__Aim__: Print the entire listing. Each line must match the original exactly.

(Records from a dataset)
-------
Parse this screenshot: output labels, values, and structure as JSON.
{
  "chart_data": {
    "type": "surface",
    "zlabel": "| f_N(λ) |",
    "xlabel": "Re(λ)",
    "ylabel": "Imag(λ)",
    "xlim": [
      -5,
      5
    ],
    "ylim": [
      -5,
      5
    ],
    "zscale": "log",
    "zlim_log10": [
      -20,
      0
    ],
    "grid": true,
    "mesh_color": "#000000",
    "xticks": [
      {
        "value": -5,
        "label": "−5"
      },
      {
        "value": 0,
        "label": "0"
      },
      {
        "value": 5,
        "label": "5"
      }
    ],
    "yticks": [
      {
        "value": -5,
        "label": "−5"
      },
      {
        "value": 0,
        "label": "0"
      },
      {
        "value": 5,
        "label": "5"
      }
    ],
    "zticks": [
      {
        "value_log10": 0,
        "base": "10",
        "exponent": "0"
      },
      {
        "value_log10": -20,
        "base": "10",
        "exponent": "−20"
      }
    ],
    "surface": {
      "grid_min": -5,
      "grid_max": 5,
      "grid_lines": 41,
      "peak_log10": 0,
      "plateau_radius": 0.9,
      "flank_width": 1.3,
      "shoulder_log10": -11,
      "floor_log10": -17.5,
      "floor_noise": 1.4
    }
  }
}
-------
__Response for this exercise__:
Parse this screenshot: output labels, values, and structure as JSON.
{
  "chart_data": {
    "type": "surface",
    "zlabel": "| f_N(λ) |",
    "xlabel": "Re(λ)",
    "ylabel": "Imag(λ)",
    "xlim": [
      -5,
      5
    ],
    "ylim": [
      -5,
      5
    ],
    "zscale": "log",
    "zlim_log10": [
      -20,
      0
    ],
    "grid": true,
    "mesh_color": "#000000",
    "xticks": [
      {
        "value": -5,
        "label": "−5"
      },
      {
        "value": 0,
        "label": "0"
      },
      {
        "value": 5,
        "label": "5"
      }
    ],
    "yticks": [
      {
        "value": -5,
        "label": "−5"
      },
      {
        "value": 0,
        "label": "0"
      },
      {
        "value": 5,
        "label": "5"
      }
    ],
    "zticks": [
      {
        "value_log10": 0,
        "base": "10",
        "exponent": "0"
      },
      {
        "value_log10": -20,
        "base": "10",
        "exponent": "−20"
      }
    ],
    "surface": {
      "grid_min": -5,
      "grid_max": 5,
      "grid_lines": 41,
      "peak_log10": 0,
      "plateau_radius": 0.9,
      "flank_width": 1.3,
      "shoulder_log10": -11,
      "floor_log10": -17.5,
      "floor_noise": 1.4
    }
  }
}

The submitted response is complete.